▶ [Record extracts]:
##########

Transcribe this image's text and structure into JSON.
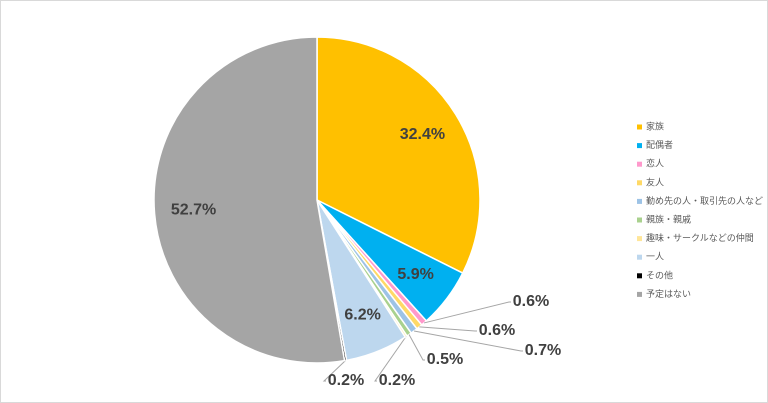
{
  "chart_data": {
    "type": "pie",
    "categories": [
      "家族",
      "配偶者",
      "恋人",
      "友人",
      "勤め先の人・取引先の人など",
      "親族・親戚",
      "趣味・サークルなどの仲間",
      "一人",
      "その他",
      "予定はない"
    ],
    "values": [
      32.4,
      5.9,
      0.6,
      0.6,
      0.7,
      0.5,
      0.2,
      6.2,
      0.2,
      52.7
    ],
    "value_labels": [
      "32.4%",
      "5.9%",
      "0.6%",
      "0.6%",
      "0.7%",
      "0.5%",
      "0.2%",
      "6.2%",
      "0.2%",
      "52.7%"
    ],
    "colors": [
      "#ffc000",
      "#00b0f0",
      "#ff99cc",
      "#ffd966",
      "#9dc3e6",
      "#a9d18e",
      "#ffe699",
      "#bdd7ee",
      "#000000",
      "#a5a5a5"
    ],
    "legend": "right"
  }
}
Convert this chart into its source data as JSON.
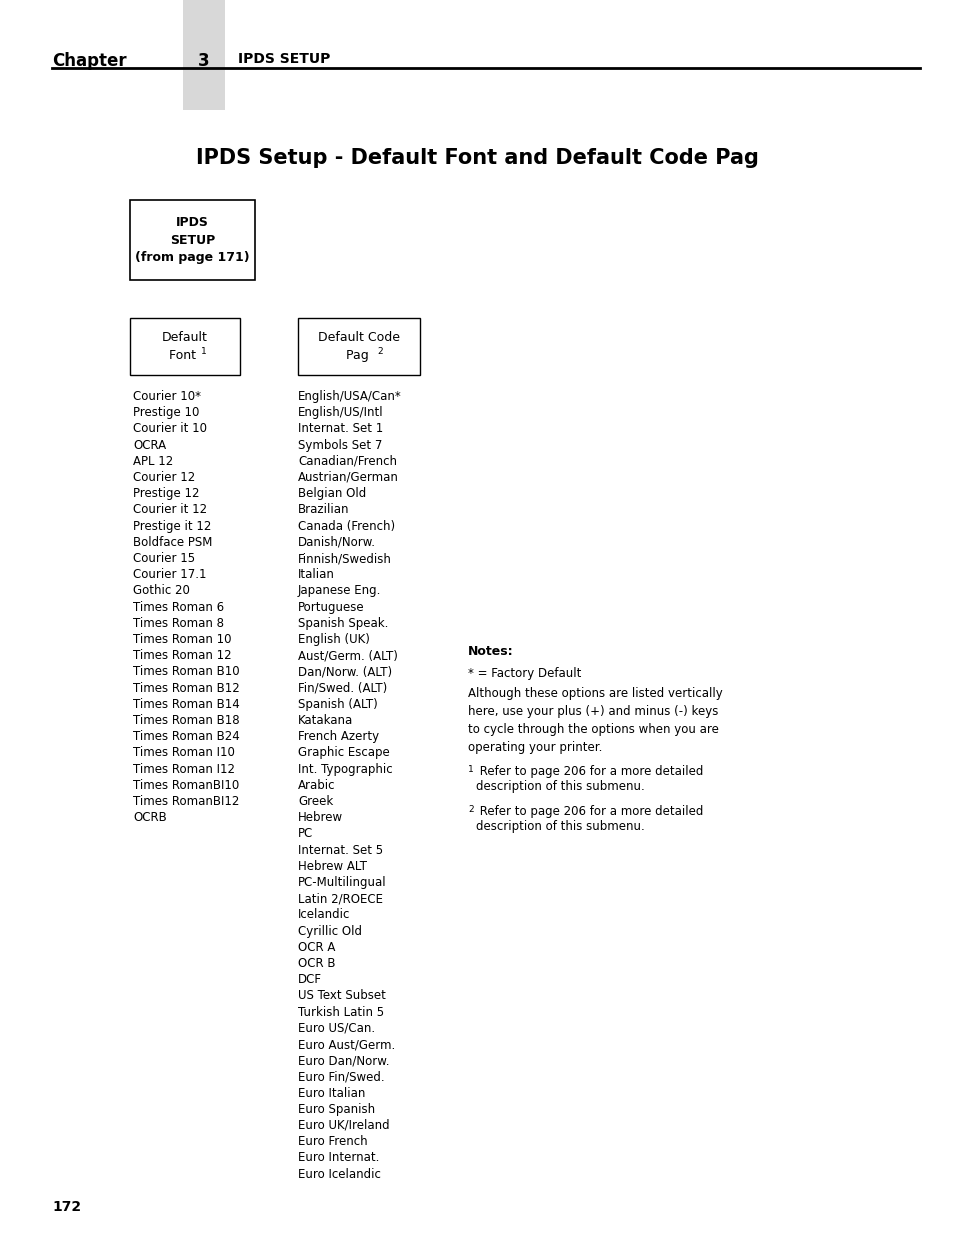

##########

▶ [What you are asked to do]: Pick out all the lines with the word "this" in them and copy them.

▶ [The response]:
Transcribe this image's text and structure into JSON.
Convert this chart into its source data as JSON.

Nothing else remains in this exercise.